Найти ее, зажать в горсти

Разящее быльё,

Былое вырвать прочь! Прости,

Отчаянье моё.


Вот — разрешение оков,

Свободы дивной клад.

Неразделённая любовь

Утрачивает яд.


Трава прекрасна и горька,

И от сердечных ран

Целит вернее, чем строка,

Сильнее, чем емшан.


Беру, поправшую поправ

Без тени торжества,

Из всех отечественных трав

Тебя, разрыв-трава.


Наутро 17 июня ездили мы на Ланское шоссе: прощаться с Костиными и таниной подругой Ниной Геворкянц. Лиду Костину и Александру Александровну, мою тещу, мы уговорили в аэропорт не ездить; вижу их в последний момент на балконе, в слезах. Мы садимся в такси. Нина, перед открытой дверцей машины, спрашивает:

— Неужели навсегда?

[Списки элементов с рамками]
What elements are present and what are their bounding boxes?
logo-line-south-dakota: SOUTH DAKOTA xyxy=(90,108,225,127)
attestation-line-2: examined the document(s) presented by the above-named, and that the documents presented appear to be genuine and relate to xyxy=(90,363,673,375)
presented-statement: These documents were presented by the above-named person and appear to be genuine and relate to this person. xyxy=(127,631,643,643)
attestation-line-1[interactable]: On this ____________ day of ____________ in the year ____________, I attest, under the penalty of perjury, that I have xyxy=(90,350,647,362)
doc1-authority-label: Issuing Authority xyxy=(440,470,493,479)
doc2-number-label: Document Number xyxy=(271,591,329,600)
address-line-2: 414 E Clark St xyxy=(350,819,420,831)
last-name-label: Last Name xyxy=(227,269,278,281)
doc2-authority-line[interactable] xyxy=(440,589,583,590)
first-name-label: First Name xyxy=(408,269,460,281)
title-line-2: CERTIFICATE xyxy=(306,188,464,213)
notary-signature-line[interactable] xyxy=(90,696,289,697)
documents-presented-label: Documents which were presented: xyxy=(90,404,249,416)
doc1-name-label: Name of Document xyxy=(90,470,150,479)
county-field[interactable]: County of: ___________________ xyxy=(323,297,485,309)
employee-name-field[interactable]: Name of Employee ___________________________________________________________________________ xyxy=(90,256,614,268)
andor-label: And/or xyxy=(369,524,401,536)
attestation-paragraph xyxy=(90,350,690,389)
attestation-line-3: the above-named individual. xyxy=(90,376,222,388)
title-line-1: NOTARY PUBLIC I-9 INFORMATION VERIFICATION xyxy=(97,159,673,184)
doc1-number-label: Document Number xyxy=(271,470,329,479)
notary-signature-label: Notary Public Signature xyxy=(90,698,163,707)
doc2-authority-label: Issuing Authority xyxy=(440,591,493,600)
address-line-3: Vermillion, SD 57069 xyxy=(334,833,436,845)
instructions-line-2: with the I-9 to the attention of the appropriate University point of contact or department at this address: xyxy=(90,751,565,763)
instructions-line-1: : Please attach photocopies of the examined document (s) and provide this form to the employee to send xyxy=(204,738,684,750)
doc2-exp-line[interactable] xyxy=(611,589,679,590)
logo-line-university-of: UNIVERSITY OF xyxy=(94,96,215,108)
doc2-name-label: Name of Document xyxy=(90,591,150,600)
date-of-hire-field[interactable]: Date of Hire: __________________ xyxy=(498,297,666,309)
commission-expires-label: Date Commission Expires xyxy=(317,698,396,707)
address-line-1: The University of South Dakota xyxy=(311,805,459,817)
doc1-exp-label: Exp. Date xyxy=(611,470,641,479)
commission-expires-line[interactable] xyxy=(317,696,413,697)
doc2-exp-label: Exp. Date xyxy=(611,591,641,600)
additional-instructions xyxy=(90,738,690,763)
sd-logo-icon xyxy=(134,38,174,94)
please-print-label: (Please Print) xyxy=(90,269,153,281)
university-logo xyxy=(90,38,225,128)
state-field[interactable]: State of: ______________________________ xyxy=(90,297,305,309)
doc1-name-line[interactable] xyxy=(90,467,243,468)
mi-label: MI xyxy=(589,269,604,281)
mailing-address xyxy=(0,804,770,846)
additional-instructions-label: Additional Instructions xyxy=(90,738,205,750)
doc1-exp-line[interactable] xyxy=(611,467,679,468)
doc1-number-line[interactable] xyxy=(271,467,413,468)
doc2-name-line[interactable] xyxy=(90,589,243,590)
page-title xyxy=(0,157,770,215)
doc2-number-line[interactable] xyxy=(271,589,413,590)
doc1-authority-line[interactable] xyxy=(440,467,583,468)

ЗАДАНИЕ 1 => Объясните в одном–трех предложениях, почему в отрывке о разрыв-траве и прощании эта трава ставится выше строки и емшана.
ЗАДАНИЕ 2 => Продолжите отрывок о разрыв-траве и прощании, начав сразу после вопроса Нины.
Записи представляют собой самостоятельный материал.

ОЖИДАЕМЫЙ ОТВЕТ 1 => Трава от сердечных ран «целит вернее, чем строка» и «сильнее, чем емшан». Поэтому из всех отечественных трав говорящий берет именно разрыв-траву.

ОЖИДАЕМЫЙ ОТВЕТ 2 =>
Я совершенно непроизвольно отвечаю ей:

— Не говори глупостей, — и на секунду вдруг сам верю, что еще увидимся. А ведь мы уезжали навсегда, на другую планету.

О том, что с эмигрантами творят в аэропорту перед самым выездом, мы были наслышаны. Молва передавала, что женщин в гинекологическое кресло сажают. Таню и десятилетнюю Лизу не сажали, бог миловал, однако ж в отдельную комнату заводили и раздевали. Меня — тоже. Ременный пояс, обувь — всё уносили и просвечивали. Таня от изумления спросила:

— А что же в поясе-то можно спрятать?

— Вам виднее! — был ответ.

Лунного камня у нас не нашли… В сущности, и это ведь объяснений требует: почему я не могу вывезти драгоценность, пусть хоть в миллион долларов стоимостью, если она моя? Но в государстве, где всё было ворованное, начиная с воздуха, такого вопроса ни у кого не возникало; и мы не спрашивали.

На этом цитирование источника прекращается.